----- Records shown

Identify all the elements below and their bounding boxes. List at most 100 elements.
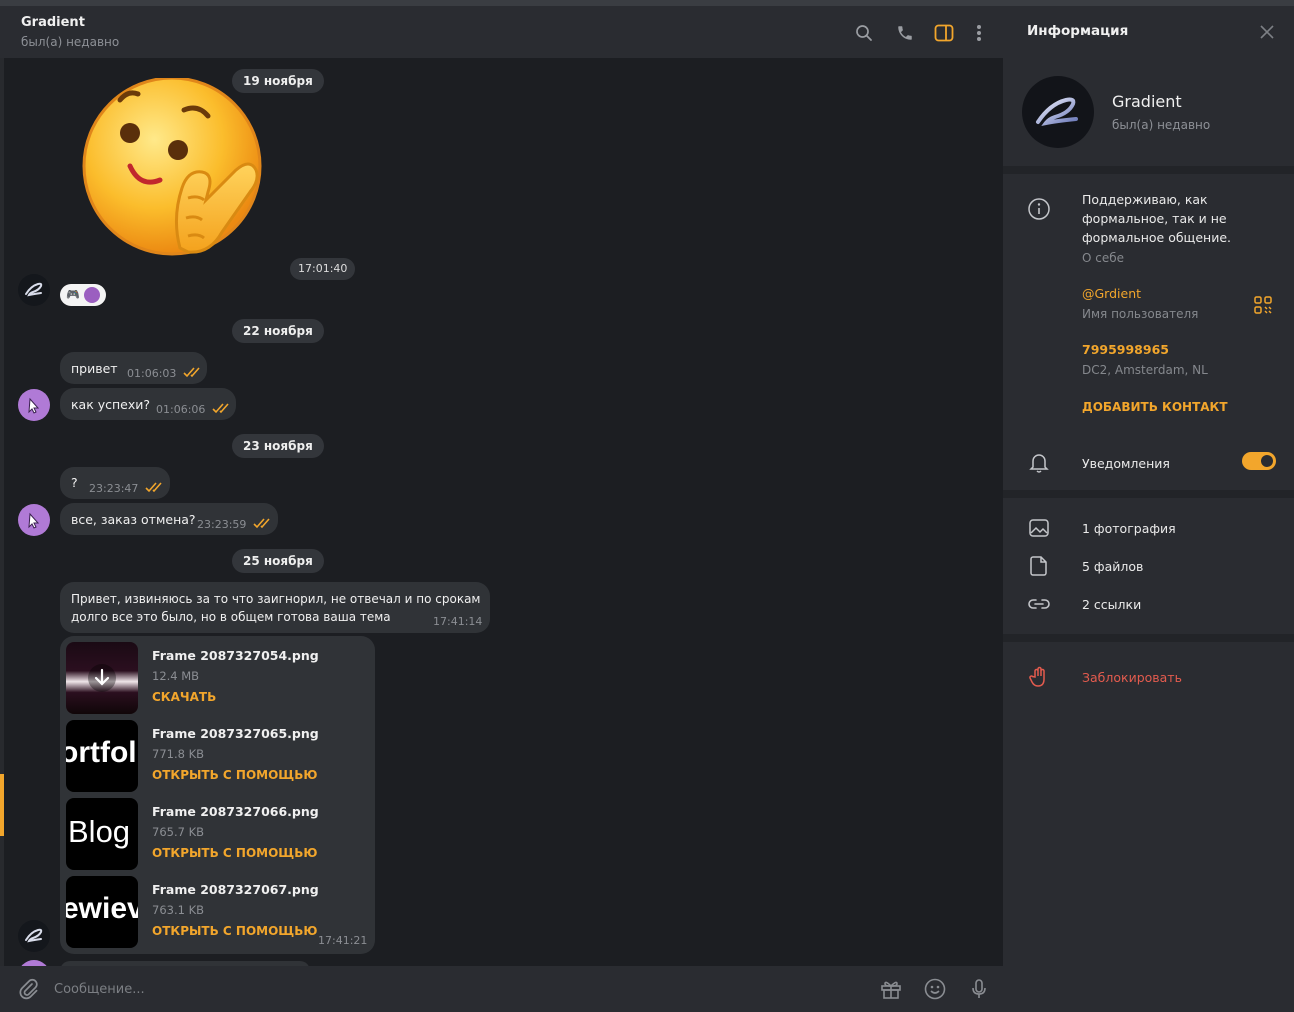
date-separator: 22 ноября: [232, 319, 324, 343]
notifications-toggle[interactable]: [1242, 452, 1276, 470]
message-time: 23:23:59: [197, 518, 247, 531]
file-thumbnail[interactable]: ewiev: [66, 876, 138, 948]
file-size: 765.7 KB: [152, 825, 205, 839]
message-text: как успехи?: [71, 397, 151, 412]
avatar[interactable]: [18, 920, 50, 952]
file-size: 12.4 MB: [152, 669, 200, 683]
hand-stop-icon: [1029, 666, 1045, 687]
bio-label: О себе: [1082, 251, 1125, 265]
avatar[interactable]: [18, 504, 50, 536]
profile-name: Gradient: [1112, 92, 1182, 111]
info-icon: [1028, 198, 1050, 220]
attach-icon[interactable]: [16, 977, 40, 1001]
message-bubble[interactable]: все, заказ отмена? 23:23:59: [60, 503, 278, 535]
photos-link[interactable]: 1 фотография: [1082, 519, 1176, 538]
bell-icon: [1029, 454, 1049, 473]
avatar[interactable]: [18, 274, 50, 306]
file-thumbnail[interactable]: Blog: [66, 798, 138, 870]
bio-text: Поддерживаю, как формальное, так и не фо…: [1082, 190, 1231, 247]
close-icon[interactable]: [1259, 24, 1275, 40]
message-text: ?: [71, 475, 78, 490]
file-size: 771.8 KB: [152, 747, 205, 761]
file-icon: [1030, 556, 1047, 576]
message-time: 01:06:03: [127, 367, 177, 380]
notifications-label: Уведомления: [1082, 456, 1170, 471]
username[interactable]: @Grdient: [1082, 284, 1141, 303]
message-time: 01:06:06: [156, 403, 206, 416]
file-name: Frame 2087327065.png: [152, 726, 319, 741]
emoji-icon[interactable]: [923, 977, 947, 1001]
message-text-line: Привет, извиняюсь за то что заигнорил, н…: [71, 592, 481, 606]
sidebar-toggle-icon[interactable]: [933, 22, 955, 44]
message-input[interactable]: [54, 978, 654, 1000]
more-vertical-icon[interactable]: [968, 22, 990, 44]
reactor-avatar: [83, 287, 100, 303]
bio-line: формальное, так и не: [1082, 211, 1227, 226]
profile-status: был(а) недавно: [1112, 118, 1211, 132]
chat-status: был(а) недавно: [21, 35, 120, 49]
microphone-icon[interactable]: [967, 977, 991, 1001]
double-check-icon: [253, 518, 270, 529]
add-contact-button[interactable]: ДОБАВИТЬ КОНТАКТ: [1082, 398, 1228, 417]
search-icon[interactable]: [853, 22, 875, 44]
message-bubble[interactable]: Привет, извиняюсь за то что заигнорил, н…: [60, 582, 490, 633]
profile-avatar[interactable]: [1022, 76, 1094, 148]
date-separator: 25 ноября: [232, 549, 324, 573]
gift-icon[interactable]: [879, 977, 903, 1001]
info-panel-title: Информация: [1027, 23, 1129, 39]
file-item[interactable]: ortfol Frame 2087327065.png 771.8 KB ОТК…: [66, 720, 366, 792]
download-button[interactable]: СКАЧАТЬ: [152, 690, 216, 704]
files-link[interactable]: 5 файлов: [1082, 557, 1143, 576]
section-divider: [1003, 634, 1294, 642]
file-thumbnail[interactable]: [66, 642, 138, 714]
section-divider: [1003, 490, 1294, 498]
reaction-badge[interactable]: 🎮: [60, 284, 106, 306]
block-user-button[interactable]: Заблокировать: [1082, 668, 1182, 687]
file-name: Frame 2087327066.png: [152, 804, 319, 819]
date-separator: 23 ноября: [232, 434, 324, 458]
sticker-thumbs-up-emoji[interactable]: [80, 76, 280, 273]
section-divider: [1003, 166, 1294, 174]
photo-icon: [1029, 519, 1049, 537]
message-composer: [0, 966, 1003, 1012]
links-link[interactable]: 2 ссылки: [1082, 595, 1141, 614]
file-thumbnail[interactable]: ortfol: [66, 720, 138, 792]
chat-title[interactable]: Gradient: [21, 15, 85, 30]
double-check-icon: [212, 403, 229, 414]
open-with-button[interactable]: ОТКРЫТЬ С ПОМОЩЬЮ: [152, 846, 317, 860]
avatar[interactable]: [18, 389, 50, 421]
file-name: Frame 2087327067.png: [152, 882, 319, 897]
open-with-button[interactable]: ОТКРЫТЬ С ПОМОЩЬЮ: [152, 768, 317, 782]
files-message-bubble[interactable]: Frame 2087327054.png 12.4 MB СКАЧАТЬ ort…: [60, 636, 375, 954]
message-bubble[interactable]: привет 01:06:03: [60, 352, 207, 384]
qr-code-icon[interactable]: [1254, 296, 1272, 314]
thumbnail-text: Blog: [68, 814, 131, 849]
chat-header: Gradient был(а) недавно: [0, 6, 1003, 58]
message-time: 23:23:47: [89, 482, 139, 495]
bio-line: формальное общение.: [1082, 230, 1231, 245]
message-text-line: долго все это было, но в общем готова ва…: [71, 610, 391, 624]
message-list[interactable]: 19 ноября 17:01:40 🎮 22 ноября привет 01…: [4, 58, 1003, 966]
download-icon[interactable]: [66, 642, 138, 714]
phone-number[interactable]: 7995998965: [1082, 340, 1169, 359]
message-bubble[interactable]: ? 23:23:47: [60, 467, 170, 499]
file-name: Frame 2087327054.png: [152, 648, 319, 663]
phone-icon[interactable]: [894, 22, 916, 44]
file-size: 763.1 KB: [152, 903, 205, 917]
info-panel: Информация Gradient был(а) недавно Подде…: [1003, 6, 1294, 1012]
open-with-button[interactable]: ОТКРЫТЬ С ПОМОЩЬЮ: [152, 924, 317, 938]
thumbnail-text: ortfol: [66, 736, 137, 769]
file-item[interactable]: Frame 2087327054.png 12.4 MB СКАЧАТЬ: [66, 642, 366, 714]
bio-line: Поддерживаю, как: [1082, 192, 1208, 207]
double-check-icon: [183, 367, 200, 378]
file-item[interactable]: Blog Frame 2087327066.png 765.7 KB ОТКРЫ…: [66, 798, 366, 870]
message-bubble[interactable]: как успехи? 01:06:06: [60, 388, 236, 420]
message-text: все, заказ отмена?: [71, 512, 196, 527]
sticker-time: 17:01:40: [290, 258, 356, 280]
datacenter-label: DC2, Amsterdam, NL: [1082, 363, 1208, 377]
message-time: 17:41:21: [318, 934, 368, 947]
username-label: Имя пользователя: [1082, 307, 1199, 321]
reaction-emoji: 🎮: [66, 288, 80, 301]
link-icon: [1028, 599, 1050, 609]
message-text: привет: [71, 361, 118, 376]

----------

§ Directive:
Reproduce all of the data above verbatim, leaving out the pictures.

§ Exercise solution:
Identify all the elements below and their bounding boxes. List at most 100 elements.
date-separator: 22 ноября: [232, 319, 324, 343]
notifications-toggle[interactable]: [1242, 452, 1276, 470]
message-time: 23:23:59: [197, 518, 247, 531]
file-thumbnail[interactable]: ewiev: [66, 876, 138, 948]
file-size: 765.7 KB: [152, 825, 205, 839]
message-text: как успехи?: [71, 397, 151, 412]
avatar[interactable]: [18, 920, 50, 952]
file-size: 12.4 MB: [152, 669, 200, 683]
hand-stop-icon: [1029, 666, 1045, 687]
bio-label: О себе: [1082, 251, 1125, 265]
avatar[interactable]: [18, 504, 50, 536]
profile-name: Gradient: [1112, 92, 1182, 111]
info-icon: [1028, 198, 1050, 220]
attach-icon[interactable]: [16, 977, 40, 1001]
message-bubble[interactable]: все, заказ отмена? 23:23:59: [60, 503, 278, 535]
photos-link[interactable]: 1 фотография: [1082, 519, 1176, 538]
bell-icon: [1029, 454, 1049, 473]
avatar[interactable]: [18, 274, 50, 306]
file-thumbnail[interactable]: Blog: [66, 798, 138, 870]
bio-text: Поддерживаю, как формальное, так и не фо…: [1082, 190, 1231, 247]
close-icon[interactable]: [1259, 24, 1275, 40]
message-text: ?: [71, 475, 78, 490]
file-size: 771.8 KB: [152, 747, 205, 761]
file-icon: [1030, 556, 1047, 576]
message-time: 01:06:03: [127, 367, 177, 380]
notifications-label: Уведомления: [1082, 456, 1170, 471]
username[interactable]: @Grdient: [1082, 284, 1141, 303]
message-time: 01:06:06: [156, 403, 206, 416]
file-name: Frame 2087327065.png: [152, 726, 319, 741]
emoji-icon[interactable]: [923, 977, 947, 1001]
message-text-line: Привет, извиняюсь за то что заигнорил, н…: [71, 592, 481, 606]
sidebar-toggle-icon[interactable]: [933, 22, 955, 44]
message-input[interactable]: [54, 978, 654, 1000]
more-vertical-icon[interactable]: [968, 22, 990, 44]
reactor-avatar: [83, 287, 100, 303]
bio-line: формальное, так и не: [1082, 211, 1227, 226]
profile-status: был(а) недавно: [1112, 118, 1211, 132]
chat-status: был(а) недавно: [21, 35, 120, 49]
microphone-icon[interactable]: [967, 977, 991, 1001]
double-check-icon: [253, 518, 270, 529]
add-contact-button[interactable]: ДОБАВИТЬ КОНТАКТ: [1082, 398, 1228, 417]
search-icon[interactable]: [853, 22, 875, 44]
message-bubble[interactable]: Привет, извиняюсь за то что заигнорил, н…: [60, 582, 490, 633]
profile-avatar[interactable]: [1022, 76, 1094, 148]
date-separator: 25 ноября: [232, 549, 324, 573]
gift-icon[interactable]: [879, 977, 903, 1001]
info-panel-title: Информация: [1027, 23, 1129, 39]
file-item[interactable]: ortfol Frame 2087327065.png 771.8 KB ОТК…: [66, 720, 366, 792]
download-button[interactable]: СКАЧАТЬ: [152, 690, 216, 704]
files-link[interactable]: 5 файлов: [1082, 557, 1143, 576]
section-divider: [1003, 634, 1294, 642]
file-thumbnail[interactable]: [66, 642, 138, 714]
section-divider: [1003, 490, 1294, 498]
reaction-badge[interactable]: 🎮: [60, 284, 106, 306]
block-user-button[interactable]: Заблокировать: [1082, 668, 1182, 687]
file-name: Frame 2087327066.png: [152, 804, 319, 819]
date-separator: 23 ноября: [232, 434, 324, 458]
sticker-thumbs-up-emoji[interactable]: [80, 76, 280, 273]
section-divider: [1003, 166, 1294, 174]
photo-icon: [1029, 519, 1049, 537]
message-composer: [0, 966, 1003, 1012]
links-link[interactable]: 2 ссылки: [1082, 595, 1141, 614]
file-thumbnail[interactable]: ortfol: [66, 720, 138, 792]
chat-title[interactable]: Gradient: [21, 15, 85, 30]
double-check-icon: [212, 403, 229, 414]
open-with-button[interactable]: ОТКРЫТЬ С ПОМОЩЬЮ: [152, 846, 317, 860]
avatar[interactable]: [18, 389, 50, 421]
file-name: Frame 2087327067.png: [152, 882, 319, 897]
open-with-button[interactable]: ОТКРЫТЬ С ПОМОЩЬЮ: [152, 768, 317, 782]
files-message-bubble[interactable]: Frame 2087327054.png 12.4 MB СКАЧАТЬ ort…: [60, 636, 375, 954]
message-bubble[interactable]: привет 01:06:03: [60, 352, 207, 384]
qr-code-icon[interactable]: [1254, 296, 1272, 314]
thumbnail-text: Blog: [68, 814, 131, 849]
chat-header: Gradient был(а) недавно: [0, 6, 1003, 58]
message-time: 23:23:47: [89, 482, 139, 495]
bio-line: формальное общение.: [1082, 230, 1231, 245]
message-text-line: долго все это было, но в общем готова ва…: [71, 610, 391, 624]
message-list[interactable]: 19 ноября 17:01:40 🎮 22 ноября привет 01…: [4, 58, 1003, 966]
download-icon[interactable]: [66, 642, 138, 714]
phone-number[interactable]: 7995998965: [1082, 340, 1169, 359]
message-bubble[interactable]: ? 23:23:47: [60, 467, 170, 499]
file-name: Frame 2087327054.png: [152, 648, 319, 663]
phone-icon[interactable]: [894, 22, 916, 44]
file-size: 763.1 KB: [152, 903, 205, 917]
info-panel: Информация Gradient был(а) недавно Подде…: [1003, 6, 1294, 1012]
open-with-button[interactable]: ОТКРЫТЬ С ПОМОЩЬЮ: [152, 924, 317, 938]
thumbnail-text: ortfol: [66, 736, 137, 769]
file-item[interactable]: Frame 2087327054.png 12.4 MB СКАЧАТЬ: [66, 642, 366, 714]
bio-line: Поддерживаю, как: [1082, 192, 1208, 207]
double-check-icon: [183, 367, 200, 378]
file-item[interactable]: Blog Frame 2087327066.png 765.7 KB ОТКРЫ…: [66, 798, 366, 870]
message-bubble[interactable]: как успехи? 01:06:06: [60, 388, 236, 420]
message-text: все, заказ отмена?: [71, 512, 196, 527]
sticker-time: 17:01:40: [290, 258, 356, 280]
datacenter-label: DC2, Amsterdam, NL: [1082, 363, 1208, 377]
message-time: 17:41:21: [318, 934, 368, 947]
username-label: Имя пользователя: [1082, 307, 1199, 321]
reaction-emoji: 🎮: [66, 288, 80, 301]
link-icon: [1028, 599, 1050, 609]
message-text: привет: [71, 361, 118, 376]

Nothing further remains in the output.